**Written exercise**
The records should be repeated word for word, pictures excluded.

===== Input material

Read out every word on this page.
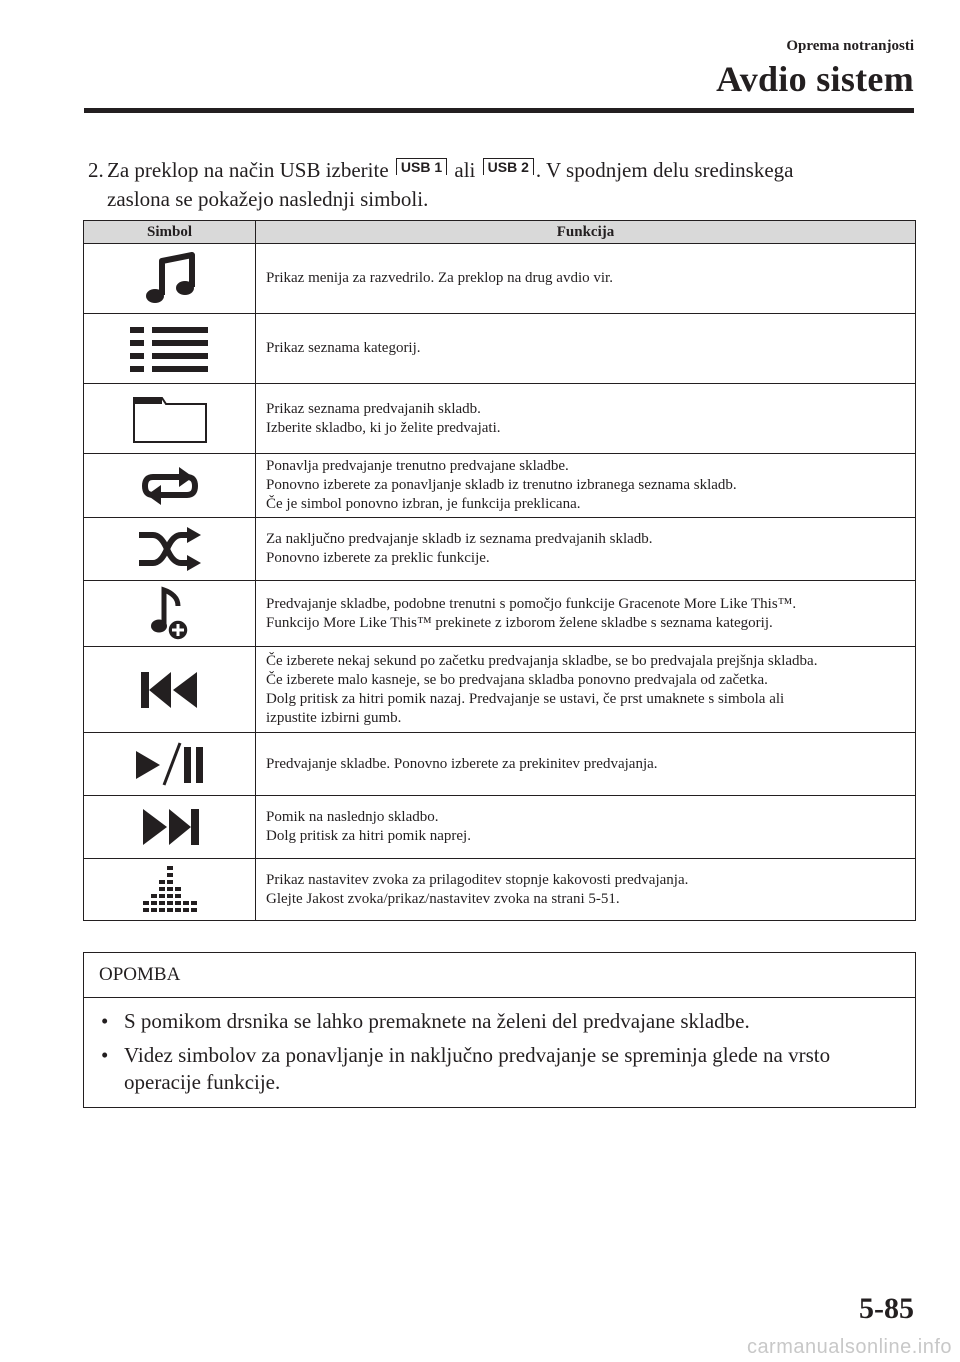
Oprema notranjosti
Avdio sistem
2. Za preklop na način USB izberite USB 1 ali USB 2 . V spodnjem delu sredinskega
zaslona se pokažejo naslednji simboli.
Simbol	Funkcija

Prikaz menija za razvedrilo. Za preklop na drug avdio vir.

Prikaz seznama kategorij.

Prikaz seznama predvajanih skladb.
Izberite skladbo, ki jo želite predvajati.

Ponavlja predvajanje trenutno predvajane skladbe.
Ponovno izberete za ponavljanje skladb iz trenutno izbranega seznama skladb.
Če je simbol ponovno izbran, je funkcija preklicana.

Za naključno predvajanje skladb iz seznama predvajanih skladb.
Ponovno izberete za preklic funkcije.

Predvajanje skladbe, podobne trenutni s pomočjo funkcije Gracenote More Like This™.
Funkcijo More Like This™ prekinete z izborom želene skladbe s seznama kategorij.

Če izberete nekaj sekund po začetku predvajanja skladbe, se bo predvajala prejšnja skladba.
Če izberete malo kasneje, se bo predvajana skladba ponovno predvajala od začetka.
Dolg pritisk za hitri pomik nazaj. Predvajanje se ustavi, če prst umaknete s simbola ali
izpustite izbirni gumb.

Predvajanje skladbe. Ponovno izberete za prekinitev predvajanja.

Pomik na naslednjo skladbo.
Dolg pritisk za hitri pomik naprej.

Prikaz nastavitev zvoka za prilagoditev stopnje kakovosti predvajanja.
Glejte Jakost zvoka/prikaz/nastavitev zvoka na strani 5-51.
OPOMBA
• S pomikom drsnika se lahko premaknete na želeni del predvajane skladbe.
• Videz simbolov za ponavljanje in naključno predvajanje se spreminja glede na vrsto operacije funkcije.
5-85
carmanualsonline.info
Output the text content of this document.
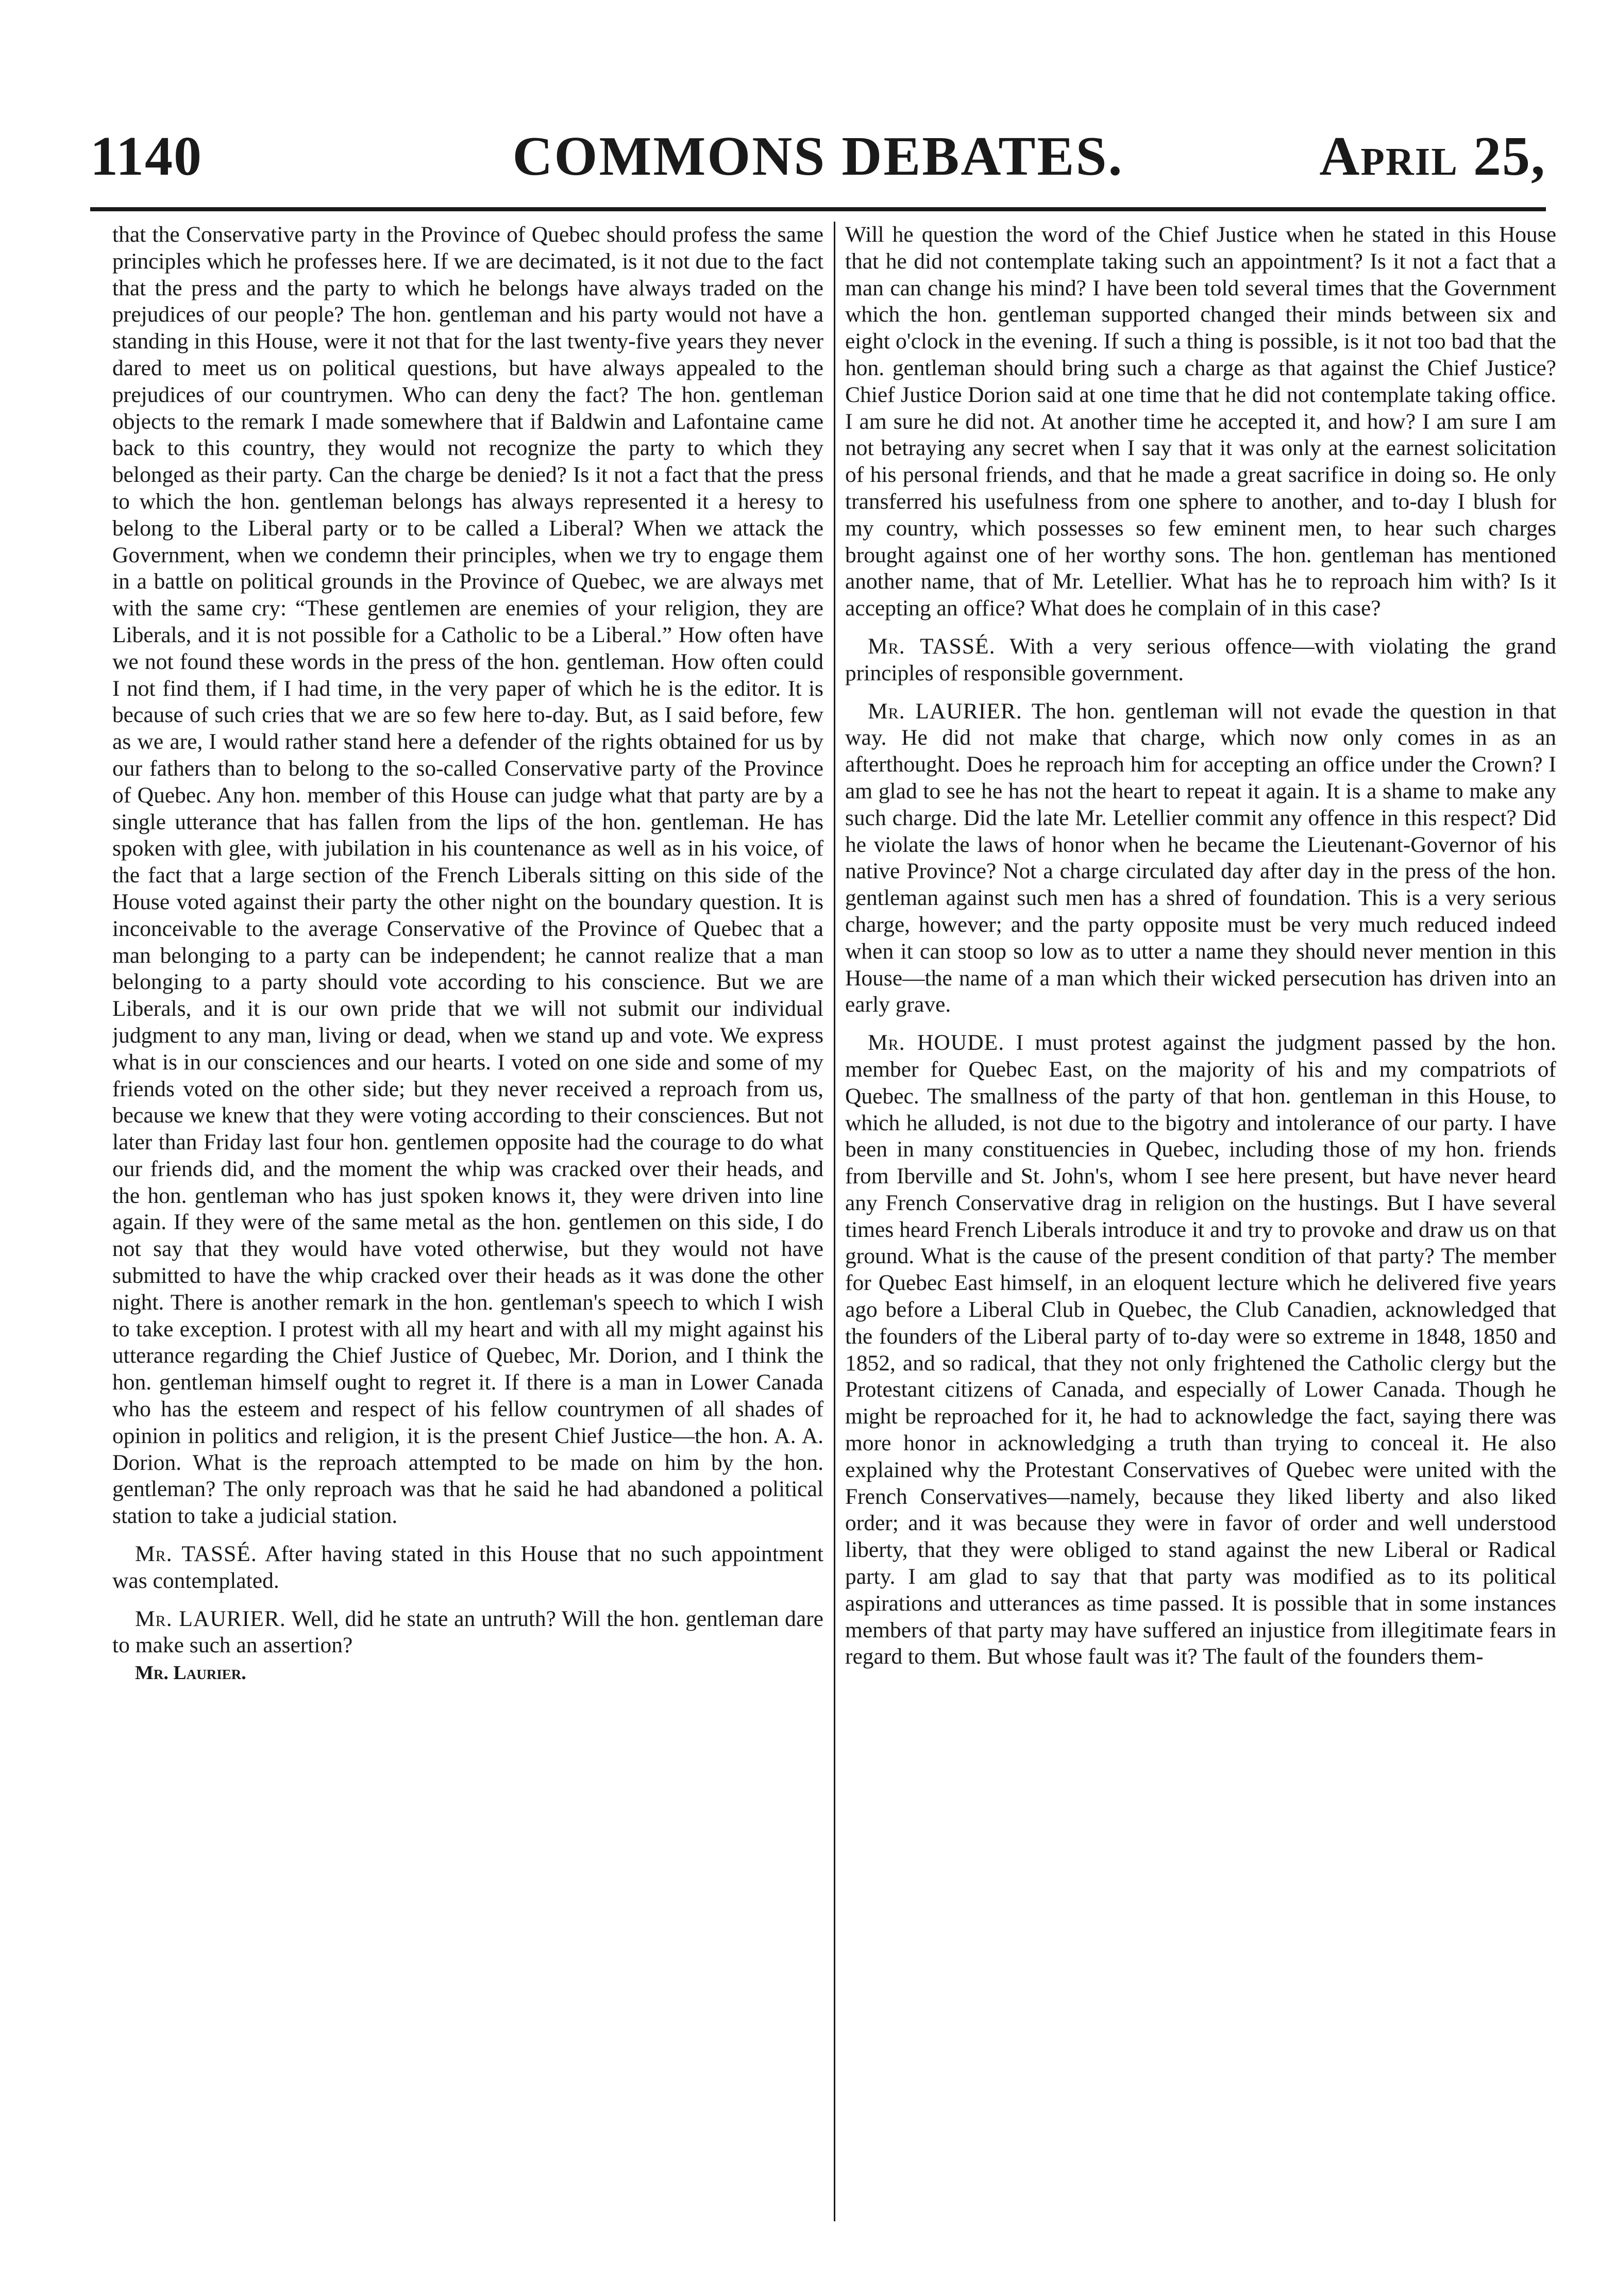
1140	COMMONS DEBATES.	April 25,

that the Conservative party in the Province of Quebec should profess the same principles which he professes here. If we are decimated, is it not due to the fact that the press and the party to which he belongs have always traded on the prejudices of our people? The hon. gentleman and his party would not have a standing in this House, were it not that for the last twenty-five years they never dared to meet us on political questions, but have always appealed to the prejudices of our countrymen. Who can deny the fact? The hon. gentleman objects to the remark I made somewhere that if Baldwin and Lafontaine came back to this country, they would not recognize the party to which they belonged as their party. Can the charge be denied? Is it not a fact that the press to which the hon. gentleman belongs has always represented it a heresy to belong to the Liberal party or to be called a Liberal? When we attack the Government, when we condemn their principles, when we try to engage them in a battle on political grounds in the Province of Quebec, we are always met with the same cry: “These gentlemen are enemies of your religion, they are Liberals, and it is not possible for a Catholic to be a Liberal.” How often have we not found these words in the press of the hon. gentleman. How often could I not find them, if I had time, in the very paper of which he is the editor. It is because of such cries that we are so few here to-day. But, as I said before, few as we are, I would rather stand here a defender of the rights obtained for us by our fathers than to belong to the so-called Conservative party of the Province of Quebec. Any hon. member of this House can judge what that party are by a single utterance that has fallen from the lips of the hon. gentleman. He has spoken with glee, with jubilation in his countenance as well as in his voice, of the fact that a large section of the French Liberals sitting on this side of the House voted against their party the other night on the boundary question. It is inconceivable to the average Conservative of the Province of Quebec that a man belonging to a party can be independent; he cannot realize that a man belonging to a party should vote according to his conscience. But we are Liberals, and it is our own pride that we will not submit our individual judgment to any man, living or dead, when we stand up and vote. We express what is in our consciences and our hearts. I voted on one side and some of my friends voted on the other side; but they never received a reproach from us, because we knew that they were voting according to their consciences. But not later than Friday last four hon. gentlemen opposite had the courage to do what our friends did, and the moment the whip was cracked over their heads, and the hon. gentleman who has just spoken knows it, they were driven into line again. If they were of the same metal as the hon. gentlemen on this side, I do not say that they would have voted otherwise, but they would not have submitted to have the whip cracked over their heads as it was done the other night. There is another remark in the hon. gentleman's speech to which I wish to take exception. I protest with all my heart and with all my might against his utterance regarding the Chief Justice of Quebec, Mr. Dorion, and I think the hon. gentleman himself ought to regret it. If there is a man in Lower Canada who has the esteem and respect of his fellow countrymen of all shades of opinion in politics and religion, it is the present Chief Justice—the hon. A. A. Dorion. What is the reproach attempted to be made on him by the hon. gentleman? The only reproach was that he said he had abandoned a political station to take a judicial station.

Mr. TASSÉ. After having stated in this House that no such appointment was contemplated.

Mr. LAURIER. Well, did he state an untruth? Will the hon. gentleman dare to make such an assertion?

Mr. Laurier.

Will he question the word of the Chief Justice when he stated in this House that he did not contemplate taking such an appointment? Is it not a fact that a man can change his mind? I have been told several times that the Government which the hon. gentleman supported changed their minds between six and eight o'clock in the evening. If such a thing is possible, is it not too bad that the hon. gentleman should bring such a charge as that against the Chief Justice? Chief Justice Dorion said at one time that he did not contemplate taking office. I am sure he did not. At another time he accepted it, and how? I am sure I am not betraying any secret when I say that it was only at the earnest solicitation of his personal friends, and that he made a great sacrifice in doing so. He only transferred his usefulness from one sphere to another, and to-day I blush for my country, which possesses so few eminent men, to hear such charges brought against one of her worthy sons. The hon. gentleman has mentioned another name, that of Mr. Letellier. What has he to reproach him with? Is it accepting an office? What does he complain of in this case?

Mr. TASSÉ. With a very serious offence—with violating the grand principles of responsible government.

Mr. LAURIER. The hon. gentleman will not evade the question in that way. He did not make that charge, which now only comes in as an afterthought. Does he reproach him for accepting an office under the Crown? I am glad to see he has not the heart to repeat it again. It is a shame to make any such charge. Did the late Mr. Letellier commit any offence in this respect? Did he violate the laws of honor when he became the Lieutenant-Governor of his native Province? Not a charge circulated day after day in the press of the hon. gentleman against such men has a shred of foundation. This is a very serious charge, however; and the party opposite must be very much reduced indeed when it can stoop so low as to utter a name they should never mention in this House—the name of a man which their wicked persecution has driven into an early grave.

Mr. HOUDE. I must protest against the judgment passed by the hon. member for Quebec East, on the majority of his and my compatriots of Quebec. The smallness of the party of that hon. gentleman in this House, to which he alluded, is not due to the bigotry and intolerance of our party. I have been in many constituencies in Quebec, including those of my hon. friends from Iberville and St. John's, whom I see here present, but have never heard any French Conservative drag in religion on the hustings. But I have several times heard French Liberals introduce it and try to provoke and draw us on that ground. What is the cause of the present condition of that party? The member for Quebec East himself, in an eloquent lecture which he delivered five years ago before a Liberal Club in Quebec, the Club Canadien, acknowledged that the founders of the Liberal party of to-day were so extreme in 1848, 1850 and 1852, and so radical, that they not only frightened the Catholic clergy but the Protestant citizens of Canada, and especially of Lower Canada. Though he might be reproached for it, he had to acknowledge the fact, saying there was more honor in acknowledging a truth than trying to conceal it. He also explained why the Protestant Conservatives of Quebec were united with the French Conservatives—namely, because they liked liberty and also liked order; and it was because they were in favor of order and well understood liberty, that they were obliged to stand against the new Liberal or Radical party. I am glad to say that that party was modified as to its political aspirations and utterances as time passed. It is possible that in some instances members of that party may have suffered an injustice from illegitimate fears in regard to them. But whose fault was it? The fault of the founders them-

==========

**Answer to the exercise**
Read out every word on this page.
Oprema notranjosti
Avdio sistem
2. Za preklop na način USB izberite USB 1 ali USB 2 . V spodnjem delu sredinskega
zaslona se pokažejo naslednji simboli.
Simbol	Funkcija

Prikaz menija za razvedrilo. Za preklop na drug avdio vir.

Prikaz seznama kategorij.

Prikaz seznama predvajanih skladb.
Izberite skladbo, ki jo želite predvajati.

Ponavlja predvajanje trenutno predvajane skladbe.
Ponovno izberete za ponavljanje skladb iz trenutno izbranega seznama skladb.
Če je simbol ponovno izbran, je funkcija preklicana.

Za naključno predvajanje skladb iz seznama predvajanih skladb.
Ponovno izberete za preklic funkcije.

Predvajanje skladbe, podobne trenutni s pomočjo funkcije Gracenote More Like This™.
Funkcijo More Like This™ prekinete z izborom želene skladbe s seznama kategorij.

Če izberete nekaj sekund po začetku predvajanja skladbe, se bo predvajala prejšnja skladba.
Če izberete malo kasneje, se bo predvajana skladba ponovno predvajala od začetka.
Dolg pritisk za hitri pomik nazaj. Predvajanje se ustavi, če prst umaknete s simbola ali
izpustite izbirni gumb.

Predvajanje skladbe. Ponovno izberete za prekinitev predvajanja.

Pomik na naslednjo skladbo.
Dolg pritisk za hitri pomik naprej.

Prikaz nastavitev zvoka za prilagoditev stopnje kakovosti predvajanja.
Glejte Jakost zvoka/prikaz/nastavitev zvoka na strani 5-51.
OPOMBA
• S pomikom drsnika se lahko premaknete na želeni del predvajane skladbe.
• Videz simbolov za ponavljanje in naključno predvajanje se spreminja glede na vrsto operacije funkcije.
5-85
carmanualsonline.info
Output the text content of this document.
1140	COMMONS DEBATES.	April 25,

that the Conservative party in the Province of Quebec should profess the same principles which he professes here. If we are decimated, is it not due to the fact that the press and the party to which he belongs have always traded on the prejudices of our people? The hon. gentleman and his party would not have a standing in this House, were it not that for the last twenty-five years they never dared to meet us on political questions, but have always appealed to the prejudices of our countrymen. Who can deny the fact? The hon. gentleman objects to the remark I made somewhere that if Baldwin and Lafontaine came back to this country, they would not recognize the party to which they belonged as their party. Can the charge be denied? Is it not a fact that the press to which the hon. gentleman belongs has always represented it a heresy to belong to the Liberal party or to be called a Liberal? When we attack the Government, when we condemn their principles, when we try to engage them in a battle on political grounds in the Province of Quebec, we are always met with the same cry: “These gentlemen are enemies of your religion, they are Liberals, and it is not possible for a Catholic to be a Liberal.” How often have we not found these words in the press of the hon. gentleman. How often could I not find them, if I had time, in the very paper of which he is the editor. It is because of such cries that we are so few here to-day. But, as I said before, few as we are, I would rather stand here a defender of the rights obtained for us by our fathers than to belong to the so-called Conservative party of the Province of Quebec. Any hon. member of this House can judge what that party are by a single utterance that has fallen from the lips of the hon. gentleman. He has spoken with glee, with jubilation in his countenance as well as in his voice, of the fact that a large section of the French Liberals sitting on this side of the House voted against their party the other night on the boundary question. It is inconceivable to the average Conservative of the Province of Quebec that a man belonging to a party can be independent; he cannot realize that a man belonging to a party should vote according to his conscience. But we are Liberals, and it is our own pride that we will not submit our individual judgment to any man, living or dead, when we stand up and vote. We express what is in our consciences and our hearts. I voted on one side and some of my friends voted on the other side; but they never received a reproach from us, because we knew that they were voting according to their consciences. But not later than Friday last four hon. gentlemen opposite had the courage to do what our friends did, and the moment the whip was cracked over their heads, and the hon. gentleman who has just spoken knows it, they were driven into line again. If they were of the same metal as the hon. gentlemen on this side, I do not say that they would have voted otherwise, but they would not have submitted to have the whip cracked over their heads as it was done the other night. There is another remark in the hon. gentleman's speech to which I wish to take exception. I protest with all my heart and with all my might against his utterance regarding the Chief Justice of Quebec, Mr. Dorion, and I think the hon. gentleman himself ought to regret it. If there is a man in Lower Canada who has the esteem and respect of his fellow countrymen of all shades of opinion in politics and religion, it is the present Chief Justice—the hon. A. A. Dorion. What is the reproach attempted to be made on him by the hon. gentleman? The only reproach was that he said he had abandoned a political station to take a judicial station.

Mr. TASSÉ. After having stated in this House that no such appointment was contemplated.

Mr. LAURIER. Well, did he state an untruth? Will the hon. gentleman dare to make such an assertion?

Mr. Laurier.

Will he question the word of the Chief Justice when he stated in this House that he did not contemplate taking such an appointment? Is it not a fact that a man can change his mind? I have been told several times that the Government which the hon. gentleman supported changed their minds between six and eight o'clock in the evening. If such a thing is possible, is it not too bad that the hon. gentleman should bring such a charge as that against the Chief Justice? Chief Justice Dorion said at one time that he did not contemplate taking office. I am sure he did not. At another time he accepted it, and how? I am sure I am not betraying any secret when I say that it was only at the earnest solicitation of his personal friends, and that he made a great sacrifice in doing so. He only transferred his usefulness from one sphere to another, and to-day I blush for my country, which possesses so few eminent men, to hear such charges brought against one of her worthy sons. The hon. gentleman has mentioned another name, that of Mr. Letellier. What has he to reproach him with? Is it accepting an office? What does he complain of in this case?

Mr. TASSÉ. With a very serious offence—with violating the grand principles of responsible government.

Mr. LAURIER. The hon. gentleman will not evade the question in that way. He did not make that charge, which now only comes in as an afterthought. Does he reproach him for accepting an office under the Crown? I am glad to see he has not the heart to repeat it again. It is a shame to make any such charge. Did the late Mr. Letellier commit any offence in this respect? Did he violate the laws of honor when he became the Lieutenant-Governor of his native Province? Not a charge circulated day after day in the press of the hon. gentleman against such men has a shred of foundation. This is a very serious charge, however; and the party opposite must be very much reduced indeed when it can stoop so low as to utter a name they should never mention in this House—the name of a man which their wicked persecution has driven into an early grave.

Mr. HOUDE. I must protest against the judgment passed by the hon. member for Quebec East, on the majority of his and my compatriots of Quebec. The smallness of the party of that hon. gentleman in this House, to which he alluded, is not due to the bigotry and intolerance of our party. I have been in many constituencies in Quebec, including those of my hon. friends from Iberville and St. John's, whom I see here present, but have never heard any French Conservative drag in religion on the hustings. But I have several times heard French Liberals introduce it and try to provoke and draw us on that ground. What is the cause of the present condition of that party? The member for Quebec East himself, in an eloquent lecture which he delivered five years ago before a Liberal Club in Quebec, the Club Canadien, acknowledged that the founders of the Liberal party of to-day were so extreme in 1848, 1850 and 1852, and so radical, that they not only frightened the Catholic clergy but the Protestant citizens of Canada, and especially of Lower Canada. Though he might be reproached for it, he had to acknowledge the fact, saying there was more honor in acknowledging a truth than trying to conceal it. He also explained why the Protestant Conservatives of Quebec were united with the French Conservatives—namely, because they liked liberty and also liked order; and it was because they were in favor of order and well understood liberty, that they were obliged to stand against the new Liberal or Radical party. I am glad to say that that party was modified as to its political aspirations and utterances as time passed. It is possible that in some instances members of that party may have suffered an injustice from illegitimate fears in regard to them. But whose fault was it? The fault of the founders them-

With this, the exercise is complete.